» **Task details**
Each entry below needs to be retyped exactly as given.

*** Opening of Material provided ***

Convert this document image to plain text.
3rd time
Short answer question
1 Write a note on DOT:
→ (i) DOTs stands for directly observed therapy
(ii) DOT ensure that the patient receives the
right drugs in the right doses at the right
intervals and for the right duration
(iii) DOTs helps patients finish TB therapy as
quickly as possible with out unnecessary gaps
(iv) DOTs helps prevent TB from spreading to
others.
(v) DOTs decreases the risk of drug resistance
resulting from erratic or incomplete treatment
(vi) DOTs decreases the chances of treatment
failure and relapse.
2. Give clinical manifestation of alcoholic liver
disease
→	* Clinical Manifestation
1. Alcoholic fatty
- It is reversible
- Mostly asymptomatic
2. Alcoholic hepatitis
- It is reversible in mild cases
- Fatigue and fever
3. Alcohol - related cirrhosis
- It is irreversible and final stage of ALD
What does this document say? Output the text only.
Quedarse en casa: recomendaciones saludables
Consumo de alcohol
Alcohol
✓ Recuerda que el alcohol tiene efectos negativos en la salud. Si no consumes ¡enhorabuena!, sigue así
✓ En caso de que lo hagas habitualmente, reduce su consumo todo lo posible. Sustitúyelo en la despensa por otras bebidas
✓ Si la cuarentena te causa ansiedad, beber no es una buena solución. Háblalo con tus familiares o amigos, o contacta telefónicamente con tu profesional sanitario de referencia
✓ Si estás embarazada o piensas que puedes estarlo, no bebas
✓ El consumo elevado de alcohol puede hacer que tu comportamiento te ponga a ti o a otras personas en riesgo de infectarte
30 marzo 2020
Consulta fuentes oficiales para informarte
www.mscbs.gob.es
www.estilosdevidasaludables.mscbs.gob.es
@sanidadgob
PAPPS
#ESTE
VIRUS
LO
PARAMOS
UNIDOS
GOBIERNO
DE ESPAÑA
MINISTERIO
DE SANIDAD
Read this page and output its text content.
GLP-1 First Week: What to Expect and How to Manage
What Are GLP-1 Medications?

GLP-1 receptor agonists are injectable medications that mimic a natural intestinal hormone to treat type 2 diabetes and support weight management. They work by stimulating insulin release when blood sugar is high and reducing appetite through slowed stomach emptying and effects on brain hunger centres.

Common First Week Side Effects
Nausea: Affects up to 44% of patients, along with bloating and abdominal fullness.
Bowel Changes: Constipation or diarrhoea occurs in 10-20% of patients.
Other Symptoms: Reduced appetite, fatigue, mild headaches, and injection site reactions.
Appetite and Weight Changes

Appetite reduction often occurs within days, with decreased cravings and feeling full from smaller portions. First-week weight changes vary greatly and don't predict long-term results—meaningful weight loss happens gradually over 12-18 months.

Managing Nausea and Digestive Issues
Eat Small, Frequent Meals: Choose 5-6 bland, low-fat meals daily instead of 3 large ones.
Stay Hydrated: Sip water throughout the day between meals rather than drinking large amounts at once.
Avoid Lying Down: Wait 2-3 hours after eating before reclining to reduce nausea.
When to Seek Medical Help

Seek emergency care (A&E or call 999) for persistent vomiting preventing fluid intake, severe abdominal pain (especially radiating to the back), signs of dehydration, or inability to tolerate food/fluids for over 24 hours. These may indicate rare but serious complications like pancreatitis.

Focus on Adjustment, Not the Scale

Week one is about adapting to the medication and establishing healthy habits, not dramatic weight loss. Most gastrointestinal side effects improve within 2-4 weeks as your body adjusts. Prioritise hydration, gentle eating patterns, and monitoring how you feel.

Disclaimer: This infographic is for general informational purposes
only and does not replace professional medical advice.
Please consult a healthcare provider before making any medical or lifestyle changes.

*** Close of Material provided ***

» **Solution to this problem**
Convert this document image to plain text.
3rd time
Short answer question
1 Write a note on DOT:
→ (i) DOTs stands for directly observed therapy
(ii) DOT ensure that the patient receives the
right drugs in the right doses at the right
intervals and for the right duration
(iii) DOTs helps patients finish TB therapy as
quickly as possible with out unnecessary gaps
(iv) DOTs helps prevent TB from spreading to
others.
(v) DOTs decreases the risk of drug resistance
resulting from erratic or incomplete treatment
(vi) DOTs decreases the chances of treatment
failure and relapse.
2. Give clinical manifestation of alcoholic liver
disease
→	* Clinical Manifestation
1. Alcoholic fatty
- It is reversible
- Mostly asymptomatic
2. Alcoholic hepatitis
- It is reversible in mild cases
- Fatigue and fever
3. Alcohol - related cirrhosis
- It is irreversible and final stage of ALD
What does this document say? Output the text only.
Quedarse en casa: recomendaciones saludables
Consumo de alcohol
Alcohol
✓ Recuerda que el alcohol tiene efectos negativos en la salud. Si no consumes ¡enhorabuena!, sigue así
✓ En caso de que lo hagas habitualmente, reduce su consumo todo lo posible. Sustitúyelo en la despensa por otras bebidas
✓ Si la cuarentena te causa ansiedad, beber no es una buena solución. Háblalo con tus familiares o amigos, o contacta telefónicamente con tu profesional sanitario de referencia
✓ Si estás embarazada o piensas que puedes estarlo, no bebas
✓ El consumo elevado de alcohol puede hacer que tu comportamiento te ponga a ti o a otras personas en riesgo de infectarte
30 marzo 2020
Consulta fuentes oficiales para informarte
www.mscbs.gob.es
www.estilosdevidasaludables.mscbs.gob.es
@sanidadgob
PAPPS
#ESTE
VIRUS
LO
PARAMOS
UNIDOS
GOBIERNO
DE ESPAÑA
MINISTERIO
DE SANIDAD
Read this page and output its text content.
GLP-1 First Week: What to Expect and How to Manage
What Are GLP-1 Medications?

GLP-1 receptor agonists are injectable medications that mimic a natural intestinal hormone to treat type 2 diabetes and support weight management. They work by stimulating insulin release when blood sugar is high and reducing appetite through slowed stomach emptying and effects on brain hunger centres.

Common First Week Side Effects
Nausea: Affects up to 44% of patients, along with bloating and abdominal fullness.
Bowel Changes: Constipation or diarrhoea occurs in 10-20% of patients.
Other Symptoms: Reduced appetite, fatigue, mild headaches, and injection site reactions.
Appetite and Weight Changes

Appetite reduction often occurs within days, with decreased cravings and feeling full from smaller portions. First-week weight changes vary greatly and don't predict long-term results—meaningful weight loss happens gradually over 12-18 months.

Managing Nausea and Digestive Issues
Eat Small, Frequent Meals: Choose 5-6 bland, low-fat meals daily instead of 3 large ones.
Stay Hydrated: Sip water throughout the day between meals rather than drinking large amounts at once.
Avoid Lying Down: Wait 2-3 hours after eating before reclining to reduce nausea.
When to Seek Medical Help

Seek emergency care (A&E or call 999) for persistent vomiting preventing fluid intake, severe abdominal pain (especially radiating to the back), signs of dehydration, or inability to tolerate food/fluids for over 24 hours. These may indicate rare but serious complications like pancreatitis.

Focus on Adjustment, Not the Scale

Week one is about adapting to the medication and establishing healthy habits, not dramatic weight loss. Most gastrointestinal side effects improve within 2-4 weeks as your body adjusts. Prioritise hydration, gentle eating patterns, and monitoring how you feel.

Disclaimer: This infographic is for general informational purposes
only and does not replace professional medical advice.
Please consult a healthcare provider before making any medical or lifestyle changes.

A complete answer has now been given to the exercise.